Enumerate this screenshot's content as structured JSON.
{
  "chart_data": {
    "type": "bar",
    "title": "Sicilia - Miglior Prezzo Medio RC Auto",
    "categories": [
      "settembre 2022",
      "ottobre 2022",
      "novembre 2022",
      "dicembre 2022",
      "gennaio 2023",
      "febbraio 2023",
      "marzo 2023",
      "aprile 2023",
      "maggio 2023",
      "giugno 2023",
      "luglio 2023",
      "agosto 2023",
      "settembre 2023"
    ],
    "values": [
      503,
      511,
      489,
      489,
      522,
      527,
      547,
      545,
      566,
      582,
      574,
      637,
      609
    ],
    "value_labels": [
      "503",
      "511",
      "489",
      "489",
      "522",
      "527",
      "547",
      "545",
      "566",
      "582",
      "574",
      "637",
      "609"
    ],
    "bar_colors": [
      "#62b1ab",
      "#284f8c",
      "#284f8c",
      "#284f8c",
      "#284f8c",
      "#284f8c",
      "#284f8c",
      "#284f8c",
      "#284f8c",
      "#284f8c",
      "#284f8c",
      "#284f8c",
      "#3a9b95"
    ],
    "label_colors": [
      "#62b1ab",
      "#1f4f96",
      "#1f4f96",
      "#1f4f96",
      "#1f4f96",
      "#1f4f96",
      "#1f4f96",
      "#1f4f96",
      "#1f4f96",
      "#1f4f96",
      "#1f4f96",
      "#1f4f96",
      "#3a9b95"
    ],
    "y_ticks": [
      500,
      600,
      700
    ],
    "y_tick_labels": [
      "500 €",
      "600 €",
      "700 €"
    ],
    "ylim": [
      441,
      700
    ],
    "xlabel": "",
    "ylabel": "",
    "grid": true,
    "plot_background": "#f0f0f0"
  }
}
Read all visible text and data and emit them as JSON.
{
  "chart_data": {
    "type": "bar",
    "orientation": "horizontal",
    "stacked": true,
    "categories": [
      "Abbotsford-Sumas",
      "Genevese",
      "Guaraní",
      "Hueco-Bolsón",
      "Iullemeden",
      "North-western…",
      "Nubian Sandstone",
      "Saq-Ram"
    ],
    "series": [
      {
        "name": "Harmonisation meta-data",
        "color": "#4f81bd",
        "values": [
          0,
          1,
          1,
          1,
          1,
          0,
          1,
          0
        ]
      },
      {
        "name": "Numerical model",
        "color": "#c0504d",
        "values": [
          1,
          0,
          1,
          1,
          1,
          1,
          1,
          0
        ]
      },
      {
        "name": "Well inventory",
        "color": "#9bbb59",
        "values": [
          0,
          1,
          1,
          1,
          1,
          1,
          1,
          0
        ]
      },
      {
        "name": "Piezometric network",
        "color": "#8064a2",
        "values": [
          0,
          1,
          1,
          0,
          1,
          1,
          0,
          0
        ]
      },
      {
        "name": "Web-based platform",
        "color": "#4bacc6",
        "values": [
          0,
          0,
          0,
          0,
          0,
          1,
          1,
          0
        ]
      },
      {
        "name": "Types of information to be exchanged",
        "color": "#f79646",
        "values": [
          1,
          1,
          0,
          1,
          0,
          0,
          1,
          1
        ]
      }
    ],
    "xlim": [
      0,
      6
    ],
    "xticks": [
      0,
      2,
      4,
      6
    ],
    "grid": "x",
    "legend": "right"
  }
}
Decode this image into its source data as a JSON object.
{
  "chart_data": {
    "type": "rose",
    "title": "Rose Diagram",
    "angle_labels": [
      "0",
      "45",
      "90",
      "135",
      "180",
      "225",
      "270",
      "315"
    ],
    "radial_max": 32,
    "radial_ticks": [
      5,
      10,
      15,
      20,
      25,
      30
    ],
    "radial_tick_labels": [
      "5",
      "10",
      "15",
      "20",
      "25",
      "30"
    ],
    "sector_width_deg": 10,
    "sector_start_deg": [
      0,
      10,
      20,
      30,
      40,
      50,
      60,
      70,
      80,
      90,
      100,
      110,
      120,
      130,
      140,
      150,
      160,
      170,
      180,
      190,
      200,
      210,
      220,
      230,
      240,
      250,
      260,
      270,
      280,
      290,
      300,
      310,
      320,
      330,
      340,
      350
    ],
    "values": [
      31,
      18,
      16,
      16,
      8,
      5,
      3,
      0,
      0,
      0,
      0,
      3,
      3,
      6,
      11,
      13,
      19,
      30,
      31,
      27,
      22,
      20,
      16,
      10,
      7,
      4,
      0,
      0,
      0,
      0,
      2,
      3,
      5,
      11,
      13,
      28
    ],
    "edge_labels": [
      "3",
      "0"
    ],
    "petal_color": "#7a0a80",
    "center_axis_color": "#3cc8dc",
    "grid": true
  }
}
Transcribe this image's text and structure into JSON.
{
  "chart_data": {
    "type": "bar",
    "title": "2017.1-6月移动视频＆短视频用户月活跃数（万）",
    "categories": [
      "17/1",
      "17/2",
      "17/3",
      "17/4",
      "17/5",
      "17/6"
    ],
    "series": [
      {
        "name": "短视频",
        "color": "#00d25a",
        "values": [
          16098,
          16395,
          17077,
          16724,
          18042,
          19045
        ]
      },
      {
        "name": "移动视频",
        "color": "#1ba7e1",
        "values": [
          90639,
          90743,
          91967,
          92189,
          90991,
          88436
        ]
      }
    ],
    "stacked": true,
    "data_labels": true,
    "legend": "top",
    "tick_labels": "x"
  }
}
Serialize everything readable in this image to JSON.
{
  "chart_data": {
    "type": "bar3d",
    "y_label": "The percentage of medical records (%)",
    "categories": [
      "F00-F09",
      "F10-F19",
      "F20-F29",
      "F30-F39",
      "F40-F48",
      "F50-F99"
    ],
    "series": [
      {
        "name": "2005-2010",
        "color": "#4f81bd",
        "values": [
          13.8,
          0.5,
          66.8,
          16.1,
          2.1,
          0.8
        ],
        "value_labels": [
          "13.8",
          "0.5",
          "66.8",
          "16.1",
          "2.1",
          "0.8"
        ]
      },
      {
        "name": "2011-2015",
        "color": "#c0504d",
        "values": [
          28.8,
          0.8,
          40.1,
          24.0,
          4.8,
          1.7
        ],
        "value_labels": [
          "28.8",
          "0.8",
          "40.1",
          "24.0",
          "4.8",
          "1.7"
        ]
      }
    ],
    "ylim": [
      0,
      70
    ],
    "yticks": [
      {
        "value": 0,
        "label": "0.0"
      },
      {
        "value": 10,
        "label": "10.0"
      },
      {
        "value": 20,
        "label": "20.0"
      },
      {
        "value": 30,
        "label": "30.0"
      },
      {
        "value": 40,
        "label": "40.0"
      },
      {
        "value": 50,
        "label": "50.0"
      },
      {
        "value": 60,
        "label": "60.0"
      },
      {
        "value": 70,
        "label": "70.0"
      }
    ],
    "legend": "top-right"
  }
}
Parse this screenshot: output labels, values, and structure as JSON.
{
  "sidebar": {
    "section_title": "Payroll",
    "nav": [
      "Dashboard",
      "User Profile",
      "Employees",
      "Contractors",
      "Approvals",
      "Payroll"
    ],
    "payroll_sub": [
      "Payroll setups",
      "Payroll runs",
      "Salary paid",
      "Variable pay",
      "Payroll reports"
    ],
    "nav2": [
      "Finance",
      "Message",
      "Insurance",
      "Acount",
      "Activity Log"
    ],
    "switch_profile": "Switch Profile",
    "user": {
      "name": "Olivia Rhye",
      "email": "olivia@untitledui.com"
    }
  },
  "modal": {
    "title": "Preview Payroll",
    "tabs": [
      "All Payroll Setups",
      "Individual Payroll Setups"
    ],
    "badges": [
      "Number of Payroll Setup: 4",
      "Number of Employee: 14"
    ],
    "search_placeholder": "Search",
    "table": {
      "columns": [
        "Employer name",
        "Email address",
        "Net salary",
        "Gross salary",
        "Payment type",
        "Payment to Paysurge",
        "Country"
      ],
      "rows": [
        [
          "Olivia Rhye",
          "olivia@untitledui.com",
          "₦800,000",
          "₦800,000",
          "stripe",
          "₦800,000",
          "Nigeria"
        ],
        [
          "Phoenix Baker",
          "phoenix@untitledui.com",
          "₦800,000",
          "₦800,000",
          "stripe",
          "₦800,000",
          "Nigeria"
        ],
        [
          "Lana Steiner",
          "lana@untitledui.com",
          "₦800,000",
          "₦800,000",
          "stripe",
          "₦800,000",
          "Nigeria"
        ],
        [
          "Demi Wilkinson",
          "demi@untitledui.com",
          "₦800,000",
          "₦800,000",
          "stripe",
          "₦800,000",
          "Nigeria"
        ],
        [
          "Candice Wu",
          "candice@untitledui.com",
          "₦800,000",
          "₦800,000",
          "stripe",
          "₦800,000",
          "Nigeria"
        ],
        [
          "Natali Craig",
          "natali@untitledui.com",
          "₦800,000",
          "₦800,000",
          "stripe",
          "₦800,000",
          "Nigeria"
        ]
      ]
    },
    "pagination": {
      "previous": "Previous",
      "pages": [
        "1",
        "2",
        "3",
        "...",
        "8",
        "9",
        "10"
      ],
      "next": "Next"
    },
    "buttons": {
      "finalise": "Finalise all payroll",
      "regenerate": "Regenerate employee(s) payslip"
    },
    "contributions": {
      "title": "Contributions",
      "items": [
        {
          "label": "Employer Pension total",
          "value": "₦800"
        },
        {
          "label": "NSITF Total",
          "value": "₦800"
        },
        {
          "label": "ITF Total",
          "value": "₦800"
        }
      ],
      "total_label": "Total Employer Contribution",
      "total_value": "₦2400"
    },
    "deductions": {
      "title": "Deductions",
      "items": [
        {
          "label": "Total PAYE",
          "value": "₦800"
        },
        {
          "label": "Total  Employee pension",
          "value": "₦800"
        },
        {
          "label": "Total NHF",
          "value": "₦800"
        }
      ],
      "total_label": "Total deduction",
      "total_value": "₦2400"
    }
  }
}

◇ ◇ ◇ ◇ ◇

How many lines of the entries above hold the string "true"? Reply with the number alone.

Reply:
5